TASK STATEMENT: Reproduce the listing below line for line, keeping every character unchanged.

GIVEN DATA:

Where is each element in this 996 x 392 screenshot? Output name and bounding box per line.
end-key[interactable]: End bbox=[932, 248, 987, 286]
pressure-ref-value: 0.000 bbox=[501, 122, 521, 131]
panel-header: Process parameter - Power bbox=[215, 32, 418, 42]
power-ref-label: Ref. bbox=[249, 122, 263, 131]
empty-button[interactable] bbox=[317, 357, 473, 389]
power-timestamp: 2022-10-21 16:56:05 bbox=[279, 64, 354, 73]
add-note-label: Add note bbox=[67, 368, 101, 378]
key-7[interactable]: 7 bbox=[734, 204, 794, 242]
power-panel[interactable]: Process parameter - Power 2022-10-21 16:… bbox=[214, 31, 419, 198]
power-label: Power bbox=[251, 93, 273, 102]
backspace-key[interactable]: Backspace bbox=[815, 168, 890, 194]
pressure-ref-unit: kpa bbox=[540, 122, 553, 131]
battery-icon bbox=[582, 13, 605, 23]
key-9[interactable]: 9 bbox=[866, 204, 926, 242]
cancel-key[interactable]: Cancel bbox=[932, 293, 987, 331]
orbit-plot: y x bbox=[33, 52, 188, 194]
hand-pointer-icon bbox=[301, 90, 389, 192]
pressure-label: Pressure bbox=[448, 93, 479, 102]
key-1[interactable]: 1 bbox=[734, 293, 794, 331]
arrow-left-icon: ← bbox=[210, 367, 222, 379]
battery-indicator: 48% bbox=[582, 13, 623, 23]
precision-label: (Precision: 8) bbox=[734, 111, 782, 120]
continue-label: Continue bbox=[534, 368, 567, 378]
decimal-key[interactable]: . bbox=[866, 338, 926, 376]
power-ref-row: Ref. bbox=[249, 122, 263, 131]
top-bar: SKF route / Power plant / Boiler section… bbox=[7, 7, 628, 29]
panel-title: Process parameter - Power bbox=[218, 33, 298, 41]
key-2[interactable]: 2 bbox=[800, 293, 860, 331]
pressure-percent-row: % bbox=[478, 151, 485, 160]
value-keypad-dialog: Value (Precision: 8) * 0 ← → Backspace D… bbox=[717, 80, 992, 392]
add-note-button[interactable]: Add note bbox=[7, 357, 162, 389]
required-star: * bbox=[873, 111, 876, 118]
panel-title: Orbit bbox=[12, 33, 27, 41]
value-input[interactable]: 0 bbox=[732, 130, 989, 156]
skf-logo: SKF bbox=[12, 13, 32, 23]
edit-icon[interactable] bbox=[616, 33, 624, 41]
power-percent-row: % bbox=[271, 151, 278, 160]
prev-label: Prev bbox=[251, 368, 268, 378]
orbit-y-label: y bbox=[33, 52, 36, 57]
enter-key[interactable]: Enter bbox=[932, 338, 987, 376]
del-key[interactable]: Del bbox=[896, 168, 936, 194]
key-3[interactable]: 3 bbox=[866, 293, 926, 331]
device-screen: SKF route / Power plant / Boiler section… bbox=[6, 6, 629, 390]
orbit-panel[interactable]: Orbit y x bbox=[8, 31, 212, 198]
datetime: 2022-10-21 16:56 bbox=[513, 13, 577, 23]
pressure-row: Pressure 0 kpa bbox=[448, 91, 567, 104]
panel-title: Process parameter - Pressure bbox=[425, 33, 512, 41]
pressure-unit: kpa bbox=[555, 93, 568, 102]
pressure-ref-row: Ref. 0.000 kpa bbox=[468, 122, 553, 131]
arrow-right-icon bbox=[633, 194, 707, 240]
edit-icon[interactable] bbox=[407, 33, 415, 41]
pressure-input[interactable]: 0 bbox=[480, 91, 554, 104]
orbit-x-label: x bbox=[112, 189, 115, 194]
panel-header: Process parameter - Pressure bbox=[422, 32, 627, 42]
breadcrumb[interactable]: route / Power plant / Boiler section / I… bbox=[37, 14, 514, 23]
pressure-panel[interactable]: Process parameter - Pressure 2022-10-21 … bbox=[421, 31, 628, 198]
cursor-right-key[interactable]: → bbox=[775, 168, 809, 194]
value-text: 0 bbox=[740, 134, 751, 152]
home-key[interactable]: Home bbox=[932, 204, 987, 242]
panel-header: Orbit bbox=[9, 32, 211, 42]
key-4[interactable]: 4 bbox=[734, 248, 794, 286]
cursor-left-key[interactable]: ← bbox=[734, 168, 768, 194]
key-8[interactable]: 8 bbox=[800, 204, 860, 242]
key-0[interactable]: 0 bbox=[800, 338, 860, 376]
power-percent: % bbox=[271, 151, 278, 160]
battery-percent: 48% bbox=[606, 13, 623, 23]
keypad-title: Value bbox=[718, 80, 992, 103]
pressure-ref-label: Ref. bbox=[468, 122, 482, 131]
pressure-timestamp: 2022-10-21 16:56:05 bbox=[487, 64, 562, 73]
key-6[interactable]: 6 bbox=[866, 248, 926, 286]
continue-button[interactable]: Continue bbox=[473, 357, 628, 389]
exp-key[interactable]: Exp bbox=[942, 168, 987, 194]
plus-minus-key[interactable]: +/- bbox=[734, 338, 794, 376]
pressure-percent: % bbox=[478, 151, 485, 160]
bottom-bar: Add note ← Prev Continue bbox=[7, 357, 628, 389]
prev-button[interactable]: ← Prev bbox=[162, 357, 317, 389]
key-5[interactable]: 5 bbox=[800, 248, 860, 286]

REPLY:
Where is each element in this 996 x 392 screenshot? Output name and bounding box per line.
end-key[interactable]: End bbox=[932, 248, 987, 286]
pressure-ref-value: 0.000 bbox=[501, 122, 521, 131]
panel-header: Process parameter - Power bbox=[215, 32, 418, 42]
power-ref-label: Ref. bbox=[249, 122, 263, 131]
empty-button[interactable] bbox=[317, 357, 473, 389]
power-timestamp: 2022-10-21 16:56:05 bbox=[279, 64, 354, 73]
add-note-label: Add note bbox=[67, 368, 101, 378]
key-7[interactable]: 7 bbox=[734, 204, 794, 242]
power-panel[interactable]: Process parameter - Power 2022-10-21 16:… bbox=[214, 31, 419, 198]
power-label: Power bbox=[251, 93, 273, 102]
backspace-key[interactable]: Backspace bbox=[815, 168, 890, 194]
pressure-ref-unit: kpa bbox=[540, 122, 553, 131]
battery-icon bbox=[582, 13, 605, 23]
key-9[interactable]: 9 bbox=[866, 204, 926, 242]
cancel-key[interactable]: Cancel bbox=[932, 293, 987, 331]
orbit-plot: y x bbox=[33, 52, 188, 194]
hand-pointer-icon bbox=[301, 90, 389, 192]
pressure-label: Pressure bbox=[448, 93, 479, 102]
key-1[interactable]: 1 bbox=[734, 293, 794, 331]
arrow-left-icon: ← bbox=[210, 367, 222, 379]
battery-indicator: 48% bbox=[582, 13, 623, 23]
precision-label: (Precision: 8) bbox=[734, 111, 782, 120]
continue-label: Continue bbox=[534, 368, 567, 378]
decimal-key[interactable]: . bbox=[866, 338, 926, 376]
power-ref-row: Ref. bbox=[249, 122, 263, 131]
top-bar: SKF route / Power plant / Boiler section… bbox=[7, 7, 628, 29]
panel-title: Process parameter - Power bbox=[218, 33, 298, 41]
key-2[interactable]: 2 bbox=[800, 293, 860, 331]
pressure-percent-row: % bbox=[478, 151, 485, 160]
value-keypad-dialog: Value (Precision: 8) * 0 ← → Backspace D… bbox=[717, 80, 992, 392]
add-note-button[interactable]: Add note bbox=[7, 357, 162, 389]
required-star: * bbox=[873, 111, 876, 118]
panel-title: Orbit bbox=[12, 33, 27, 41]
value-input[interactable]: 0 bbox=[732, 130, 989, 156]
skf-logo: SKF bbox=[12, 13, 32, 23]
edit-icon[interactable] bbox=[616, 33, 624, 41]
power-percent-row: % bbox=[271, 151, 278, 160]
prev-label: Prev bbox=[251, 368, 268, 378]
orbit-y-label: y bbox=[33, 52, 36, 57]
enter-key[interactable]: Enter bbox=[932, 338, 987, 376]
del-key[interactable]: Del bbox=[896, 168, 936, 194]
key-3[interactable]: 3 bbox=[866, 293, 926, 331]
device-screen: SKF route / Power plant / Boiler section… bbox=[6, 6, 629, 390]
orbit-panel[interactable]: Orbit y x bbox=[8, 31, 212, 198]
datetime: 2022-10-21 16:56 bbox=[513, 13, 577, 23]
pressure-row: Pressure 0 kpa bbox=[448, 91, 567, 104]
panel-title: Process parameter - Pressure bbox=[425, 33, 512, 41]
pressure-unit: kpa bbox=[555, 93, 568, 102]
pressure-ref-row: Ref. 0.000 kpa bbox=[468, 122, 553, 131]
arrow-right-icon bbox=[633, 194, 707, 240]
edit-icon[interactable] bbox=[407, 33, 415, 41]
pressure-input[interactable]: 0 bbox=[480, 91, 554, 104]
orbit-x-label: x bbox=[112, 189, 115, 194]
panel-header: Process parameter - Pressure bbox=[422, 32, 627, 42]
breadcrumb[interactable]: route / Power plant / Boiler section / I… bbox=[37, 14, 514, 23]
pressure-panel[interactable]: Process parameter - Pressure 2022-10-21 … bbox=[421, 31, 628, 198]
cursor-right-key[interactable]: → bbox=[775, 168, 809, 194]
value-text: 0 bbox=[740, 134, 751, 152]
home-key[interactable]: Home bbox=[932, 204, 987, 242]
panel-header: Orbit bbox=[9, 32, 211, 42]
key-4[interactable]: 4 bbox=[734, 248, 794, 286]
cursor-left-key[interactable]: ← bbox=[734, 168, 768, 194]
key-8[interactable]: 8 bbox=[800, 204, 860, 242]
key-0[interactable]: 0 bbox=[800, 338, 860, 376]
power-percent: % bbox=[271, 151, 278, 160]
battery-percent: 48% bbox=[606, 13, 623, 23]
keypad-title: Value bbox=[718, 80, 992, 103]
pressure-ref-label: Ref. bbox=[468, 122, 482, 131]
pressure-timestamp: 2022-10-21 16:56:05 bbox=[487, 64, 562, 73]
key-6[interactable]: 6 bbox=[866, 248, 926, 286]
continue-button[interactable]: Continue bbox=[473, 357, 628, 389]
exp-key[interactable]: Exp bbox=[942, 168, 987, 194]
plus-minus-key[interactable]: +/- bbox=[734, 338, 794, 376]
pressure-percent: % bbox=[478, 151, 485, 160]
bottom-bar: Add note ← Prev Continue bbox=[7, 357, 628, 389]
prev-button[interactable]: ← Prev bbox=[162, 357, 317, 389]
key-5[interactable]: 5 bbox=[800, 248, 860, 286]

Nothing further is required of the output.